• [THE EXERCISE]: Output the records exactly. Include every line.

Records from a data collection
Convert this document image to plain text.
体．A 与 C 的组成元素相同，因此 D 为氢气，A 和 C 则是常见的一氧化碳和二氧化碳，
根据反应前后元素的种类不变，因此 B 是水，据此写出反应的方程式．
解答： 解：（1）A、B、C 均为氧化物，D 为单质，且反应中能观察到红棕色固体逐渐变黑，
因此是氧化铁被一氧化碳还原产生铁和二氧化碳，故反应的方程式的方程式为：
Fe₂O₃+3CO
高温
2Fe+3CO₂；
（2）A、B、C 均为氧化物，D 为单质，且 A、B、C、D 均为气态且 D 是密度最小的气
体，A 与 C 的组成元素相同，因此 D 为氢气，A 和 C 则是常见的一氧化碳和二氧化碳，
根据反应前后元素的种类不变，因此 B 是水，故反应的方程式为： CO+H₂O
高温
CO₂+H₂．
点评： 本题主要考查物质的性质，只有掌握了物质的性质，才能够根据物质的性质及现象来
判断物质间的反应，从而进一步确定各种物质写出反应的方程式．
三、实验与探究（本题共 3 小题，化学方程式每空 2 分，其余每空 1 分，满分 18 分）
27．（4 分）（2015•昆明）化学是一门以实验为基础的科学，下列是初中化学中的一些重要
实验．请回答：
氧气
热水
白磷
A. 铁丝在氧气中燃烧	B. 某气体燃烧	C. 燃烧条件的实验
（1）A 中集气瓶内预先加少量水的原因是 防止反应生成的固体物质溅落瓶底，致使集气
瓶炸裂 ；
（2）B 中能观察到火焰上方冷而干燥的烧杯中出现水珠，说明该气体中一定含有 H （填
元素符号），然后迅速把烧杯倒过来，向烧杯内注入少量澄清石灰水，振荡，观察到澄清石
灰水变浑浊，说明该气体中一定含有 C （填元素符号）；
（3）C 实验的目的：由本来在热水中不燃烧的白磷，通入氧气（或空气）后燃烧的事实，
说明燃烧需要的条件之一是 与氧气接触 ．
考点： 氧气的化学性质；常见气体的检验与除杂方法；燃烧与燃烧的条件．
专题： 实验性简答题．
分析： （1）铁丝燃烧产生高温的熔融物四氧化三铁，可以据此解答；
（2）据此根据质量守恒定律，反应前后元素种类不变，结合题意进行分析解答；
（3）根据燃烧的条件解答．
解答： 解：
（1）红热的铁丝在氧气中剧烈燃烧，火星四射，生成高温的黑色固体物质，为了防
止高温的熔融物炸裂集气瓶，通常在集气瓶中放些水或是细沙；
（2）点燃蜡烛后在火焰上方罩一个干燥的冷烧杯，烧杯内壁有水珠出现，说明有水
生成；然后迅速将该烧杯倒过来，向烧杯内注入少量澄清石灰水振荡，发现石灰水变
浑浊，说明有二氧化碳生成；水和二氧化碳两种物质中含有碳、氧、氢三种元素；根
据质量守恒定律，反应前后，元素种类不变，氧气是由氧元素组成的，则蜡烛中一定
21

• [RESPONSE]:
Convert this document image to plain text.
体．A 与 C 的组成元素相同，因此 D 为氢气，A 和 C 则是常见的一氧化碳和二氧化碳，
根据反应前后元素的种类不变，因此 B 是水，据此写出反应的方程式．
解答： 解：（1）A、B、C 均为氧化物，D 为单质，且反应中能观察到红棕色固体逐渐变黑，
因此是氧化铁被一氧化碳还原产生铁和二氧化碳，故反应的方程式的方程式为：
Fe₂O₃+3CO
高温
2Fe+3CO₂；
（2）A、B、C 均为氧化物，D 为单质，且 A、B、C、D 均为气态且 D 是密度最小的气
体，A 与 C 的组成元素相同，因此 D 为氢气，A 和 C 则是常见的一氧化碳和二氧化碳，
根据反应前后元素的种类不变，因此 B 是水，故反应的方程式为： CO+H₂O
高温
CO₂+H₂．
点评： 本题主要考查物质的性质，只有掌握了物质的性质，才能够根据物质的性质及现象来
判断物质间的反应，从而进一步确定各种物质写出反应的方程式．
三、实验与探究（本题共 3 小题，化学方程式每空 2 分，其余每空 1 分，满分 18 分）
27．（4 分）（2015•昆明）化学是一门以实验为基础的科学，下列是初中化学中的一些重要
实验．请回答：
氧气
热水
白磷
A. 铁丝在氧气中燃烧	B. 某气体燃烧	C. 燃烧条件的实验
（1）A 中集气瓶内预先加少量水的原因是 防止反应生成的固体物质溅落瓶底，致使集气
瓶炸裂 ；
（2）B 中能观察到火焰上方冷而干燥的烧杯中出现水珠，说明该气体中一定含有 H （填
元素符号），然后迅速把烧杯倒过来，向烧杯内注入少量澄清石灰水，振荡，观察到澄清石
灰水变浑浊，说明该气体中一定含有 C （填元素符号）；
（3）C 实验的目的：由本来在热水中不燃烧的白磷，通入氧气（或空气）后燃烧的事实，
说明燃烧需要的条件之一是 与氧气接触 ．
考点： 氧气的化学性质；常见气体的检验与除杂方法；燃烧与燃烧的条件．
专题： 实验性简答题．
分析： （1）铁丝燃烧产生高温的熔融物四氧化三铁，可以据此解答；
（2）据此根据质量守恒定律，反应前后元素种类不变，结合题意进行分析解答；
（3）根据燃烧的条件解答．
解答： 解：
（1）红热的铁丝在氧气中剧烈燃烧，火星四射，生成高温的黑色固体物质，为了防
止高温的熔融物炸裂集气瓶，通常在集气瓶中放些水或是细沙；
（2）点燃蜡烛后在火焰上方罩一个干燥的冷烧杯，烧杯内壁有水珠出现，说明有水
生成；然后迅速将该烧杯倒过来，向烧杯内注入少量澄清石灰水振荡，发现石灰水变
浑浊，说明有二氧化碳生成；水和二氧化碳两种物质中含有碳、氧、氢三种元素；根
据质量守恒定律，反应前后，元素种类不变，氧气是由氧元素组成的，则蜡烛中一定
21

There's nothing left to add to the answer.